== Available records ==

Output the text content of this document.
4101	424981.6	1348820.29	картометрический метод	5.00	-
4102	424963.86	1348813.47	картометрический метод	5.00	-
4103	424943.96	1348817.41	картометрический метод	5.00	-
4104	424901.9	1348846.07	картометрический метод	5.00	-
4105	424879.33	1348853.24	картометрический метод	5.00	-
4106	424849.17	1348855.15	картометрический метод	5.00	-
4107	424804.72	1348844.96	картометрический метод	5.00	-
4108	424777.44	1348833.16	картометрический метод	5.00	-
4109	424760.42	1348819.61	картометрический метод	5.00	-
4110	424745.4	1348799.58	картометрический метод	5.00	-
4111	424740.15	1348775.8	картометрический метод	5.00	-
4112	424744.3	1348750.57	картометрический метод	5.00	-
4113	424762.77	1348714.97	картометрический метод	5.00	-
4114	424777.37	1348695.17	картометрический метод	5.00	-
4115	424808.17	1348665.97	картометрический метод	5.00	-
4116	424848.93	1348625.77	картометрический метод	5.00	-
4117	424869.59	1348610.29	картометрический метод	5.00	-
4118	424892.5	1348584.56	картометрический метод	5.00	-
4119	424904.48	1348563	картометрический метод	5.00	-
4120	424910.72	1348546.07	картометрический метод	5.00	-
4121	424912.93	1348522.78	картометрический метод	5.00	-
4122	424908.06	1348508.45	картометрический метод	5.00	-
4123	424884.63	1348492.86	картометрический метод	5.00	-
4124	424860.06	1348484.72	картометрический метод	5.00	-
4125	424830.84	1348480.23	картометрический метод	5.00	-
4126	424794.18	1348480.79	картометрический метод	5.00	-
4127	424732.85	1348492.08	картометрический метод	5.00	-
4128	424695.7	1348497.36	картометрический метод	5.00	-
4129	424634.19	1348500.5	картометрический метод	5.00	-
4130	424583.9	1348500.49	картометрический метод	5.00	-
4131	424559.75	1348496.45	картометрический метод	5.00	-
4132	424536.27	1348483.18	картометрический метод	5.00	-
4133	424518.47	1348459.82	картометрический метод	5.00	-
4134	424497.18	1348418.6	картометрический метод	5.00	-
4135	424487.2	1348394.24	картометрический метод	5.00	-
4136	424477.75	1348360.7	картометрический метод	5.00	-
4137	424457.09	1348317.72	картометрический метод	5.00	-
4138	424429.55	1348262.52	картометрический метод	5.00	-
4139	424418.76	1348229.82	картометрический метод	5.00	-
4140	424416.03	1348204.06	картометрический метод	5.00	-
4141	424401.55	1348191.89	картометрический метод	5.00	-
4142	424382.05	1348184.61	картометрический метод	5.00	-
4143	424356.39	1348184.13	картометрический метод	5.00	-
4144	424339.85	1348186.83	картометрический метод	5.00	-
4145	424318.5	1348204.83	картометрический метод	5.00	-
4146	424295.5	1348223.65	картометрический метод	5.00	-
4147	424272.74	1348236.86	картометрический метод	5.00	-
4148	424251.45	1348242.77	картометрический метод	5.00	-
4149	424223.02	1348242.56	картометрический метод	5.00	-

===

▶ **Challenge**
Return all the data above once more, precisely as given.

▶ **Result**
Output the text content of this document.
4101	424981.6	1348820.29	картометрический метод	5.00	-
4102	424963.86	1348813.47	картометрический метод	5.00	-
4103	424943.96	1348817.41	картометрический метод	5.00	-
4104	424901.9	1348846.07	картометрический метод	5.00	-
4105	424879.33	1348853.24	картометрический метод	5.00	-
4106	424849.17	1348855.15	картометрический метод	5.00	-
4107	424804.72	1348844.96	картометрический метод	5.00	-
4108	424777.44	1348833.16	картометрический метод	5.00	-
4109	424760.42	1348819.61	картометрический метод	5.00	-
4110	424745.4	1348799.58	картометрический метод	5.00	-
4111	424740.15	1348775.8	картометрический метод	5.00	-
4112	424744.3	1348750.57	картометрический метод	5.00	-
4113	424762.77	1348714.97	картометрический метод	5.00	-
4114	424777.37	1348695.17	картометрический метод	5.00	-
4115	424808.17	1348665.97	картометрический метод	5.00	-
4116	424848.93	1348625.77	картометрический метод	5.00	-
4117	424869.59	1348610.29	картометрический метод	5.00	-
4118	424892.5	1348584.56	картометрический метод	5.00	-
4119	424904.48	1348563	картометрический метод	5.00	-
4120	424910.72	1348546.07	картометрический метод	5.00	-
4121	424912.93	1348522.78	картометрический метод	5.00	-
4122	424908.06	1348508.45	картометрический метод	5.00	-
4123	424884.63	1348492.86	картометрический метод	5.00	-
4124	424860.06	1348484.72	картометрический метод	5.00	-
4125	424830.84	1348480.23	картометрический метод	5.00	-
4126	424794.18	1348480.79	картометрический метод	5.00	-
4127	424732.85	1348492.08	картометрический метод	5.00	-
4128	424695.7	1348497.36	картометрический метод	5.00	-
4129	424634.19	1348500.5	картометрический метод	5.00	-
4130	424583.9	1348500.49	картометрический метод	5.00	-
4131	424559.75	1348496.45	картометрический метод	5.00	-
4132	424536.27	1348483.18	картометрический метод	5.00	-
4133	424518.47	1348459.82	картометрический метод	5.00	-
4134	424497.18	1348418.6	картометрический метод	5.00	-
4135	424487.2	1348394.24	картометрический метод	5.00	-
4136	424477.75	1348360.7	картометрический метод	5.00	-
4137	424457.09	1348317.72	картометрический метод	5.00	-
4138	424429.55	1348262.52	картометрический метод	5.00	-
4139	424418.76	1348229.82	картометрический метод	5.00	-
4140	424416.03	1348204.06	картометрический метод	5.00	-
4141	424401.55	1348191.89	картометрический метод	5.00	-
4142	424382.05	1348184.61	картометрический метод	5.00	-
4143	424356.39	1348184.13	картометрический метод	5.00	-
4144	424339.85	1348186.83	картометрический метод	5.00	-
4145	424318.5	1348204.83	картометрический метод	5.00	-
4146	424295.5	1348223.65	картометрический метод	5.00	-
4147	424272.74	1348236.86	картометрический метод	5.00	-
4148	424251.45	1348242.77	картометрический метод	5.00	-
4149	424223.02	1348242.56	картометрический метод	5.00	-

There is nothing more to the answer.